Now, with agreement from the Massachusetts Health and Hospital Association (MHA), the Baker administration is turning those informal arrangements into a formal, regional plan. Hospitals, grouped into five areas, will meet at least weekly to share updates about their bed capacity, staffing levels, PPE and other supplies, and ability to accept transfer patients.
The goals are to avoid having any one hospital or region become overwhelmed by a spike in cases, to continue elective and non-urgent care, and to make sure patients in every part of the state have equal access to the best possible care.
Gov. Charlie Baker says he does not want to stop routine care for adults or children, which happened during the first surge, so that hospitals could reassign beds, equipment and staff to COVID patients.
“Those resources are finite,” Baker said Tuesday. “We don’t want to go back to the restrictions we put in place last spring.”
This regional approach could be put to the test soon. Hospitals leaders within each region begin meetings this week. Many hospitals in Massachusetts are close to full with patients who postponed care, an emerging flu season and rising cases of COVID. The Baker administration says COVID hospitalizations are up 200% since Labor Day.
“So this time around with COVID, a smaller number of COVID patients could cause as much clinical disruption now as before, even though the circumstances are quite different,” said Dr. Richard Nesto, the chief medical officer for Beth Israel Lahey Health.
The two largest hospitals in the Beth Israel Lahey Health network are already at 95% capacity, Nesto says.
What’s different this time, Nesto says is that hospitals are better prepared and have a better understanding of how to treat COVID. And hospitals don’t expect this surge or ones to follow will be as steep as the first one in April.
But if hospitals plan to manage new waves of COVID patients while taking care of all their other patients, leaders say they need this regional plan. One hospital might stop performing colonoscopies or heart monitoring tests or some elective procedures for a short period of time and let other hospitals in their region or outside take those patients.
“This is what is really important about the state’s approach and is fundamentally sound. Each hospital may run a little bit differently,” said MHA president Steve Walsh. “This [regional plan] allows some flexibility.”

What you need to do:
1 - In the text on the Massachusetts hospital plan, reproduce the passage that begins at the words "This regional approach" and ends after "capacity, Nesto says.", switching "Beth Israel Lahey Health" to "BILH" wherever it occurs.
2 - Continue the text on the Massachusetts hospital plan from its final sentence.

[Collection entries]
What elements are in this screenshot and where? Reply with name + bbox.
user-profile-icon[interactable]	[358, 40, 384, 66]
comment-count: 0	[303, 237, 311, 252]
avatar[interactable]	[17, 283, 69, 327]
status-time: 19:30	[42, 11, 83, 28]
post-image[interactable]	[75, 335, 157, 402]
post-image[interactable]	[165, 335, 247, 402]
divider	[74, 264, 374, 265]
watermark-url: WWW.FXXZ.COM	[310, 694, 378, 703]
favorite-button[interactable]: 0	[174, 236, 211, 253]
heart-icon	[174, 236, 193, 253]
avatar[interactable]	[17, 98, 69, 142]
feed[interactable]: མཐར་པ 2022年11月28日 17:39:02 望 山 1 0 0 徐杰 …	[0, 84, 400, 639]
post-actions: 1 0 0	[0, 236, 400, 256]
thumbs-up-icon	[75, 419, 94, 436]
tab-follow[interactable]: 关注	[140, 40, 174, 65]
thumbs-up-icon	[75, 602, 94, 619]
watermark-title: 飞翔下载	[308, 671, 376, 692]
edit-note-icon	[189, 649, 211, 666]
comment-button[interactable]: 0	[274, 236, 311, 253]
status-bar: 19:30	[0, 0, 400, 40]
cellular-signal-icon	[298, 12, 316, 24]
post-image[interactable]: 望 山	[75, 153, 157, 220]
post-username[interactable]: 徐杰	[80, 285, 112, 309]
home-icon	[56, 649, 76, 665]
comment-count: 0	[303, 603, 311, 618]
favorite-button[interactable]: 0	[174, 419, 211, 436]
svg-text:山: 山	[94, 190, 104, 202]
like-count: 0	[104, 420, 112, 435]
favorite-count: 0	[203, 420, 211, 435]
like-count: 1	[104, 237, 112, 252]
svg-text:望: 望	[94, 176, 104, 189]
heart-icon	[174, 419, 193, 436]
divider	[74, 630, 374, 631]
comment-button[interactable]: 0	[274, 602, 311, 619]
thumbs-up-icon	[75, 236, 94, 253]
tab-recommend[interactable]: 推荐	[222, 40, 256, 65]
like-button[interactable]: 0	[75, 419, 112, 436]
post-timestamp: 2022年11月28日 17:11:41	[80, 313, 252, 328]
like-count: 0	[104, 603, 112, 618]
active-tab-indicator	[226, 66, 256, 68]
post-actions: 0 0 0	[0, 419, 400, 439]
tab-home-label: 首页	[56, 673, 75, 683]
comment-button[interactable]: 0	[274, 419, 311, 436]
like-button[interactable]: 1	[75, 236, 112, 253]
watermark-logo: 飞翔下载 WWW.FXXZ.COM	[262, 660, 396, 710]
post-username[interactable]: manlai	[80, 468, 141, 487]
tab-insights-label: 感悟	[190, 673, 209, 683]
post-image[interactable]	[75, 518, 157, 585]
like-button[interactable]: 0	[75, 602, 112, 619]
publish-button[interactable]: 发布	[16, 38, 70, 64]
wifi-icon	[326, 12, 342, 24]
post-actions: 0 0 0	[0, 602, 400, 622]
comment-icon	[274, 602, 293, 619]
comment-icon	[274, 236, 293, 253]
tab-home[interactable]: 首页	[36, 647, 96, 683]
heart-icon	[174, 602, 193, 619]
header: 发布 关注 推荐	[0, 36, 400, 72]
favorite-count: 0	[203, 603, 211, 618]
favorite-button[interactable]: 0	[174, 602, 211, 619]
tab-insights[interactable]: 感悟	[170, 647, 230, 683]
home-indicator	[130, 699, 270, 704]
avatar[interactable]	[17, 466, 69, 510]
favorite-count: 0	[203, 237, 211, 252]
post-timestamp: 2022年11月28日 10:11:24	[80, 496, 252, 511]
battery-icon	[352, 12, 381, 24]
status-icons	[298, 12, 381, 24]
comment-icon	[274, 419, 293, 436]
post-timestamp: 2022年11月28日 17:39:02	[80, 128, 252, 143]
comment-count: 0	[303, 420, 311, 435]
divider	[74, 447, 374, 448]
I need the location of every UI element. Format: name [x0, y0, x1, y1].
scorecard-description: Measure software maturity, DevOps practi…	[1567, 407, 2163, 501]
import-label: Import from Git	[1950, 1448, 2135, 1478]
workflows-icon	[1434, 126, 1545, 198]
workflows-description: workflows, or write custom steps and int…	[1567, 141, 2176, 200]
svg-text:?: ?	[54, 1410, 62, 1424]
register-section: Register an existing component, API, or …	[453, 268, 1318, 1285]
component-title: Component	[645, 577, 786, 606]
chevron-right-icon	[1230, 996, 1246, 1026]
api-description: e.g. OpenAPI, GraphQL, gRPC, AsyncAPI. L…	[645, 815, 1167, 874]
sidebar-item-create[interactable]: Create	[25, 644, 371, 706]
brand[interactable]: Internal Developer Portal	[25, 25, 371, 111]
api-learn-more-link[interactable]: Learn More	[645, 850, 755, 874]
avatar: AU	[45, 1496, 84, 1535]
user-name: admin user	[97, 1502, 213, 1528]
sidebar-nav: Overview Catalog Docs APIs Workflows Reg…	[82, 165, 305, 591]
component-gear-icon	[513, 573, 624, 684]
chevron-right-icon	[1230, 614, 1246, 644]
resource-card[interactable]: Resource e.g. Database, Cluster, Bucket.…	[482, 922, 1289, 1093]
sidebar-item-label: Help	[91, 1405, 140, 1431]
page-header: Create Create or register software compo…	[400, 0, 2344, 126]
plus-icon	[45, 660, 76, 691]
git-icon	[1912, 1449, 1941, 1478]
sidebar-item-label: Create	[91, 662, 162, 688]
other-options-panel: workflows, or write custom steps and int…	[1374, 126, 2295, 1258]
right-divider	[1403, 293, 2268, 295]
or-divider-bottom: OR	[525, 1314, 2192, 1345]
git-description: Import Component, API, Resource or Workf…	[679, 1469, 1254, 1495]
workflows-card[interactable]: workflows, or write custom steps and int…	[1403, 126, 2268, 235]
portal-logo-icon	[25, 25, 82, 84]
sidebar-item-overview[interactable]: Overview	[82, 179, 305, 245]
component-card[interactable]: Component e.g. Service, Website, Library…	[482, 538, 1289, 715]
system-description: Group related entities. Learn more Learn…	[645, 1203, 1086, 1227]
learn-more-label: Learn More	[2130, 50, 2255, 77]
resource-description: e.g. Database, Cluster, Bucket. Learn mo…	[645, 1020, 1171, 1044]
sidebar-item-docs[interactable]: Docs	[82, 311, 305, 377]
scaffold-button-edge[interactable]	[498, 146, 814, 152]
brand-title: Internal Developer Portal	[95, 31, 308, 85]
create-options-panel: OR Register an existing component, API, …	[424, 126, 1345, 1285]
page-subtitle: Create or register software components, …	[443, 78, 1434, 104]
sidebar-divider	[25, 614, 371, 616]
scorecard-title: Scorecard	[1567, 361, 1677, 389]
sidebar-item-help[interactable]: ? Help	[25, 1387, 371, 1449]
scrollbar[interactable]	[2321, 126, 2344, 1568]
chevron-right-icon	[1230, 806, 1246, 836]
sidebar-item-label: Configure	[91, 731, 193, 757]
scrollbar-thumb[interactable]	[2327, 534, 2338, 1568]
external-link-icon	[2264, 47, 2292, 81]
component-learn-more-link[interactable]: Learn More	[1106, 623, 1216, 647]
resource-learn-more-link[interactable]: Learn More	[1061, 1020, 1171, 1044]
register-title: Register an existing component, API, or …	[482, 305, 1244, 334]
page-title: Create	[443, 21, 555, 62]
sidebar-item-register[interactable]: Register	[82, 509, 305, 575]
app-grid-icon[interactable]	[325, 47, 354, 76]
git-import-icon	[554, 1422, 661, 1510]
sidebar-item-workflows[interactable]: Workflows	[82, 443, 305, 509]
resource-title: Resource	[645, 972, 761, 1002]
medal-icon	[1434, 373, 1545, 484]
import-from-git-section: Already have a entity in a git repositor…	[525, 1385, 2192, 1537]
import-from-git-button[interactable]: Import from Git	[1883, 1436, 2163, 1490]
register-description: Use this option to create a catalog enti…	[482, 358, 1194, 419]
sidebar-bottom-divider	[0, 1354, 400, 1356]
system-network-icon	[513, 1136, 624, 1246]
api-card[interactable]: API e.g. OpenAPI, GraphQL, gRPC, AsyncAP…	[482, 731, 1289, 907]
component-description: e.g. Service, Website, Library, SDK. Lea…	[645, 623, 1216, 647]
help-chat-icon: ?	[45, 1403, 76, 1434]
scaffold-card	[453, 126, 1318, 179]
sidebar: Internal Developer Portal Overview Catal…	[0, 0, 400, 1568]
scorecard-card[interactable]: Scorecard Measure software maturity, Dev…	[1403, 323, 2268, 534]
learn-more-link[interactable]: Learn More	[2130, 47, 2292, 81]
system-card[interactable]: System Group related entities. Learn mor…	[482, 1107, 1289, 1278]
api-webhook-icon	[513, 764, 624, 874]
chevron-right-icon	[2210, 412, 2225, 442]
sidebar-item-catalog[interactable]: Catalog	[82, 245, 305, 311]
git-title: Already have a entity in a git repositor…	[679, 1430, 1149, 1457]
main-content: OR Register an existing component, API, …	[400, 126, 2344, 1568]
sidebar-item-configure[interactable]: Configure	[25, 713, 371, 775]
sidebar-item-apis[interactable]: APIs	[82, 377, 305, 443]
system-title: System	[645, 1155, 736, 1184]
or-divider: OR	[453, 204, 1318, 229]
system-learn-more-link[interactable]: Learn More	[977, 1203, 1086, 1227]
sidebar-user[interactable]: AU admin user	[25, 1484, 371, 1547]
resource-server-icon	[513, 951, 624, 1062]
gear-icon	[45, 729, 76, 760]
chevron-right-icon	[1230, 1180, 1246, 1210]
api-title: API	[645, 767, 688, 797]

Numbered answers:
1 -
This regional approach could be put to the test soon. Hospitals leaders within each region begin meetings this week. Many hospitals in Massachusetts are close to full with patients who postponed care, an emerging flu season and rising cases of COVID. The Baker administration says COVID hospitalizations are up 200% since Labor Day.
“So this time around with COVID, a smaller number of COVID patients could cause as much clinical disruption now as before, even though the circumstances are quite different,” said Dr. Richard Nesto, the chief medical officer for BILH.
The two largest hospitals in the BILH network are already at 95% capacity, Nesto says.

2 -
The state will monitor capacity in each region and may shut down non-urgent care, regionally, if more than 80% of beds are full for a week or longer.
Walsh says this regional plan is based on the understanding that waves of COVID patients are not uniform across the state. In the spring, for example, Berkshire Medical Center filled early with COVID patients, but then was almost empty as the surge moved to Boston and elective care was still suspended.
Hospitals across the country are transferring COVID patients as the pandemic reaches another critical stage. Moving patients who need specialized care is not new, but mass transfers can be complicated, says Dr. Eric Wei the chief quality officer at New York City Health and Hospitals. Wei and colleagues described lessons learned about so-called “level loading” during the first surge.
Wei says New York does not have regional or statewide plans.
“The dream would be to do that across the city and state,” Wei said. That level of collaboration “will lead to better care and higher quality care.”
The American Hospital Association says several states including Utah, Kentucky, Alabama and Nevada have plans in place that encourage or facilitate collaboration between hospitals.
The hope in Massachusetts is that regional cooperation will reduce disparities between hospitals, especially those that serve low-income patients who are more at risk for infection and hospitalization than higher income patients.
But asking hospitals that compete, sometimes fiercely, for patients, to work as if they are all part of the same network is still a work in progress in Massachusetts and beyond.
“Eastern Massachusetts is a highly competitive health care market,” Nesto said. “But what we discovered in March and April is that we’re not competing. We’re trying to take care of an avalanche of patients.”
Now hospitals will see if they can maintain that spirit with more formal rules in place.